*The request*
For the copy, please give all of the data again exactly and leave the pictures out.

Saved entries
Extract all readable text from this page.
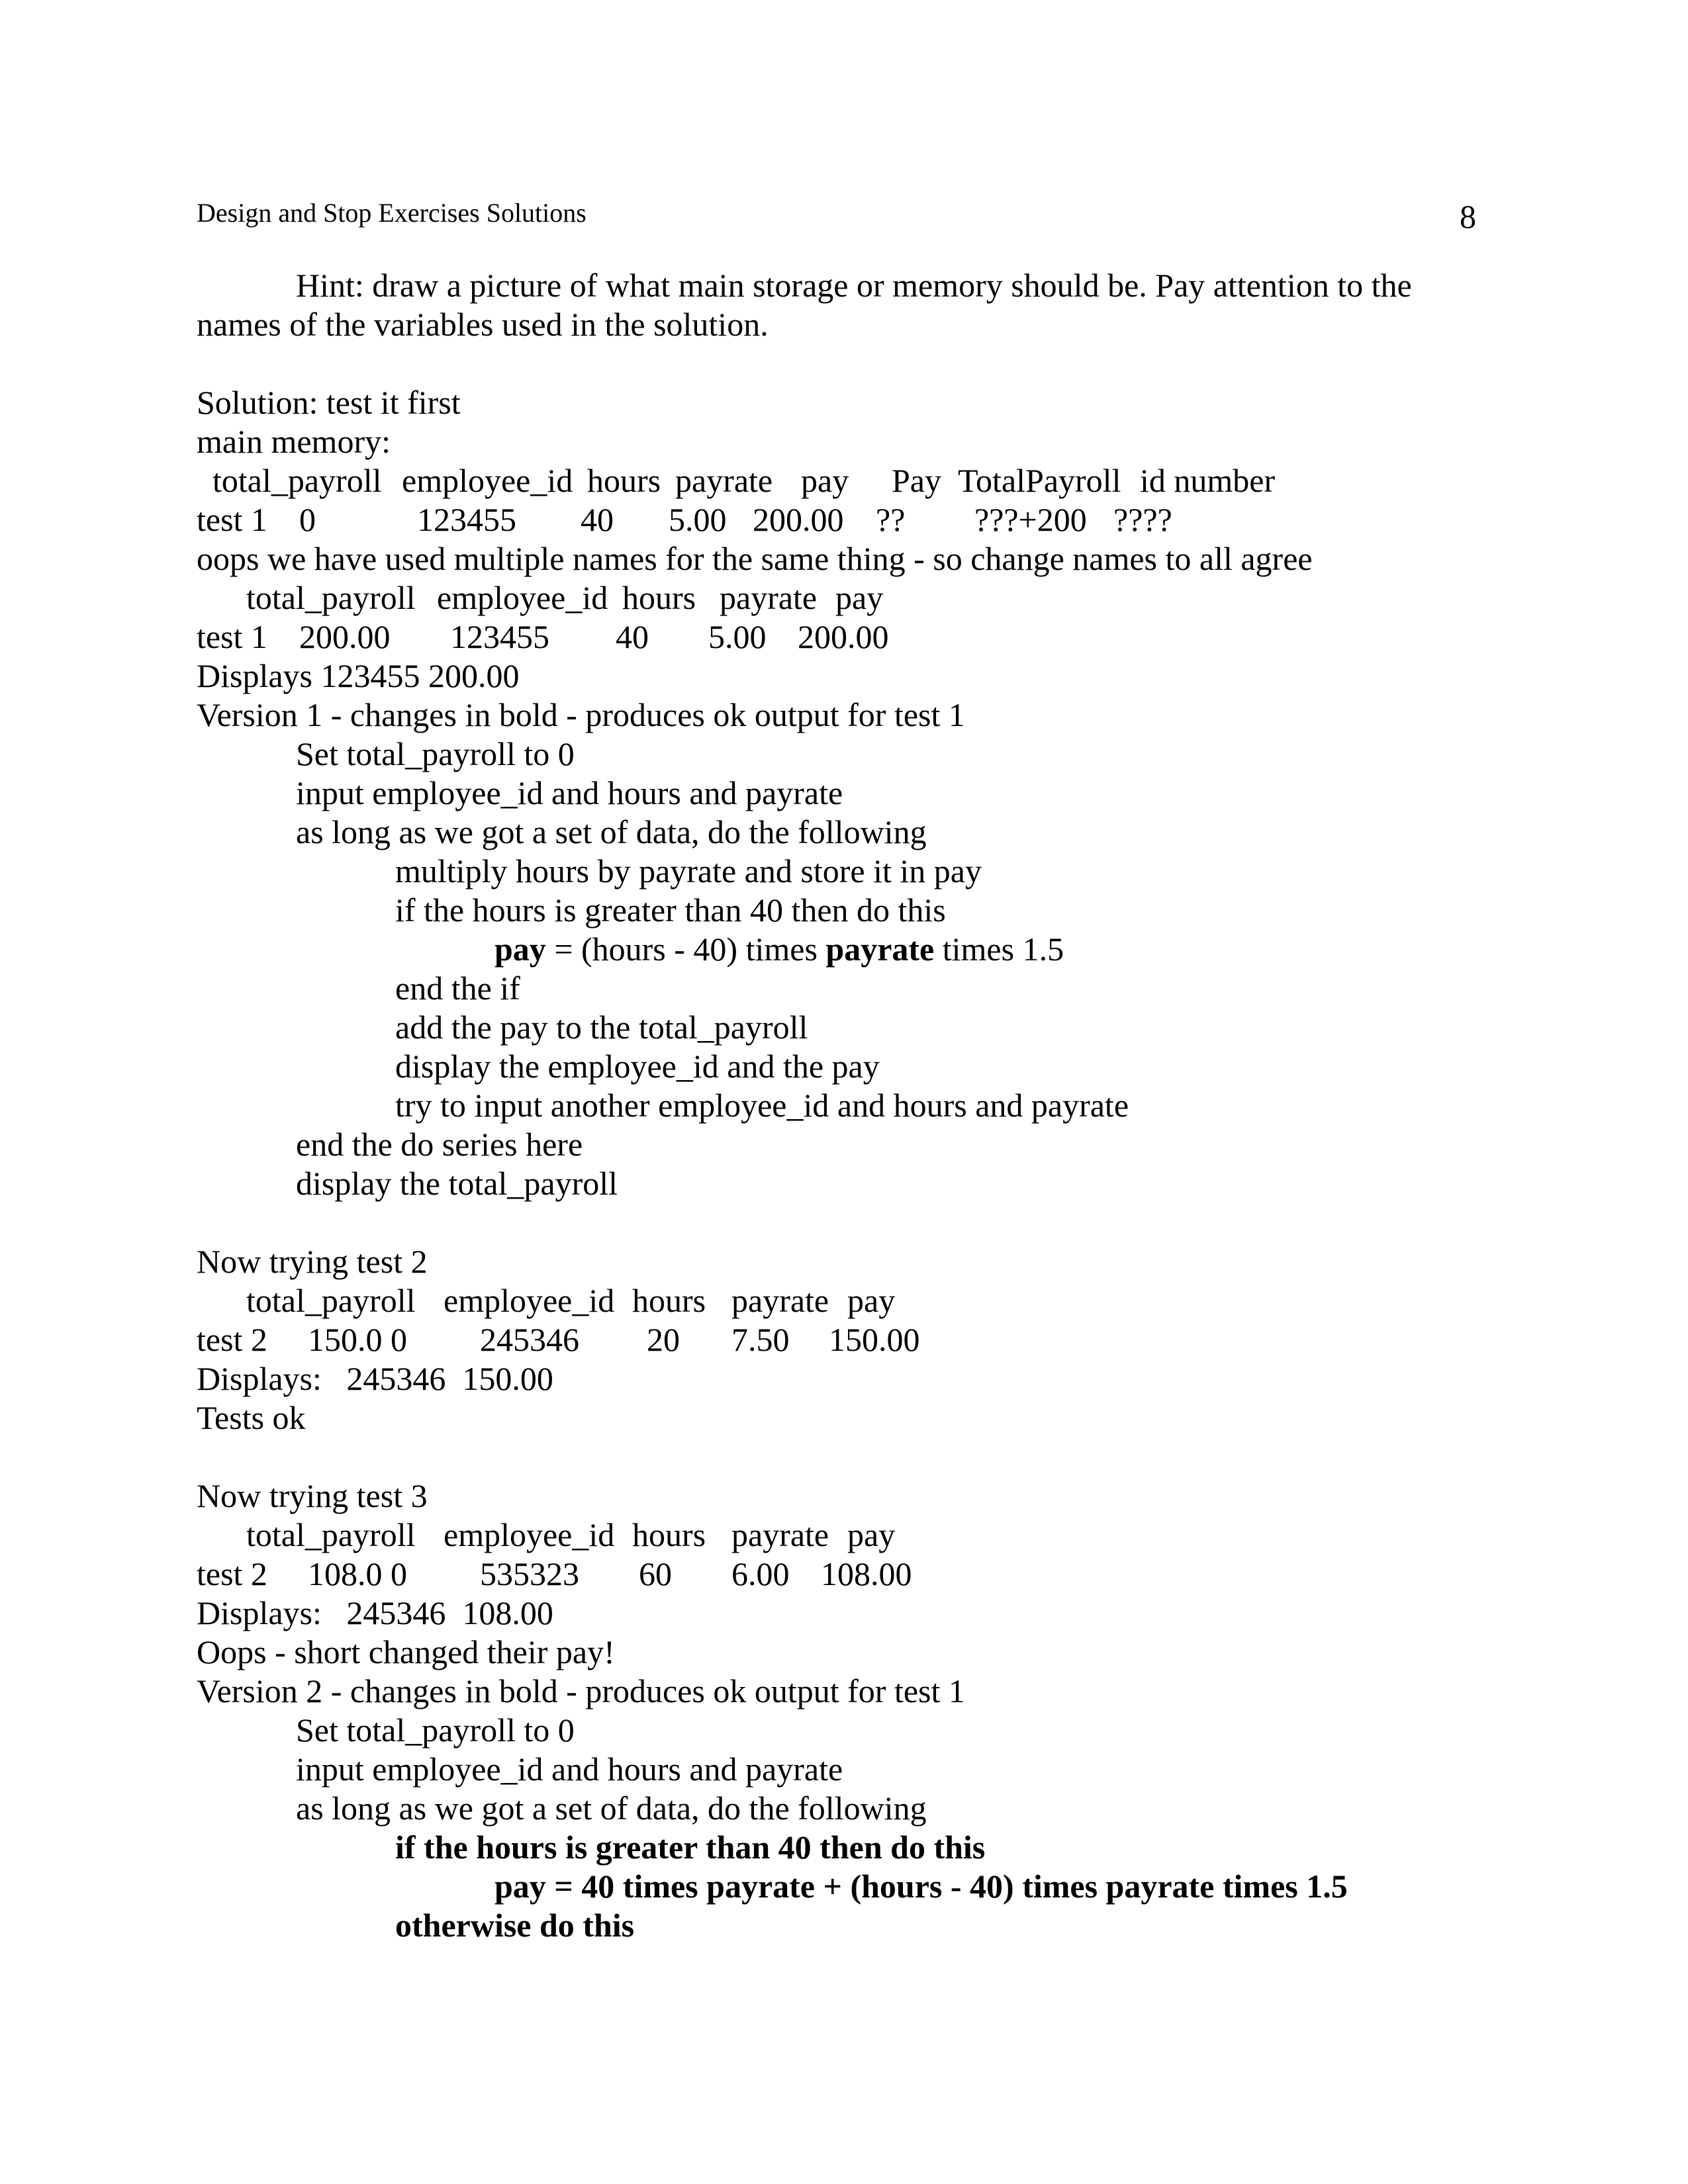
Design and Stop Exercises Solutions	8
Hint: draw a picture of what main storage or memory should be. Pay attention to the
names of the variables used in the solution.
Solution: test it first
main memory:
total_payroll employee_id hours payrate pay Pay TotalPayroll id number
test 1 0	123455 40 5.00 200.00 ?? ???+200 ????
oops we have used multiple names for the same thing - so change names to all agree
total_payroll employee_id hours payrate pay
test 1 200.00 123455 40 5.00 200.00
Displays 123455 200.00
Version 1 - changes in bold - produces ok output for test 1
Set total_payroll to 0
input employee_id and hours and payrate
as long as we got a set of data, do the following
multiply hours by payrate and store it in pay
if the hours is greater than 40 then do this
pay = (hours - 40) times payrate times 1.5
end the if
add the pay to the total_payroll
display the employee_id and the pay
try to input another employee_id and hours and payrate
end the do series here
display the total_payroll
Now trying test 2
total_payroll employee_id hours payrate pay
test 2 150.0 0 245346 20 7.50 150.00
Displays:   245346  150.00
Tests ok
Now trying test 3
total_payroll employee_id hours payrate pay
test 2 108.0 0 535323 60 6.00 108.00
Displays:   245346  108.00
Oops - short changed their pay!
Version 2 - changes in bold - produces ok output for test 1
Set total_payroll to 0
input employee_id and hours and payrate
as long as we got a set of data, do the following
if the hours is greater than 40 then do this
pay = 40 times payrate + (hours - 40) times payrate times 1.5
otherwise do this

*Solution*
Extract all readable text from this page.
Design and Stop Exercises Solutions	8
Hint: draw a picture of what main storage or memory should be. Pay attention to the
names of the variables used in the solution.
Solution: test it first
main memory:
total_payroll employee_id hours payrate pay Pay TotalPayroll id number
test 1 0	123455 40 5.00 200.00 ?? ???+200 ????
oops we have used multiple names for the same thing - so change names to all agree
total_payroll employee_id hours payrate pay
test 1 200.00 123455 40 5.00 200.00
Displays 123455 200.00
Version 1 - changes in bold - produces ok output for test 1
Set total_payroll to 0
input employee_id and hours and payrate
as long as we got a set of data, do the following
multiply hours by payrate and store it in pay
if the hours is greater than 40 then do this
pay = (hours - 40) times payrate times 1.5
end the if
add the pay to the total_payroll
display the employee_id and the pay
try to input another employee_id and hours and payrate
end the do series here
display the total_payroll
Now trying test 2
total_payroll employee_id hours payrate pay
test 2 150.0 0 245346 20 7.50 150.00
Displays:   245346  150.00
Tests ok
Now trying test 3
total_payroll employee_id hours payrate pay
test 2 108.0 0 535323 60 6.00 108.00
Displays:   245346  108.00
Oops - short changed their pay!
Version 2 - changes in bold - produces ok output for test 1
Set total_payroll to 0
input employee_id and hours and payrate
as long as we got a set of data, do the following
if the hours is greater than 40 then do this
pay = 40 times payrate + (hours - 40) times payrate times 1.5
otherwise do this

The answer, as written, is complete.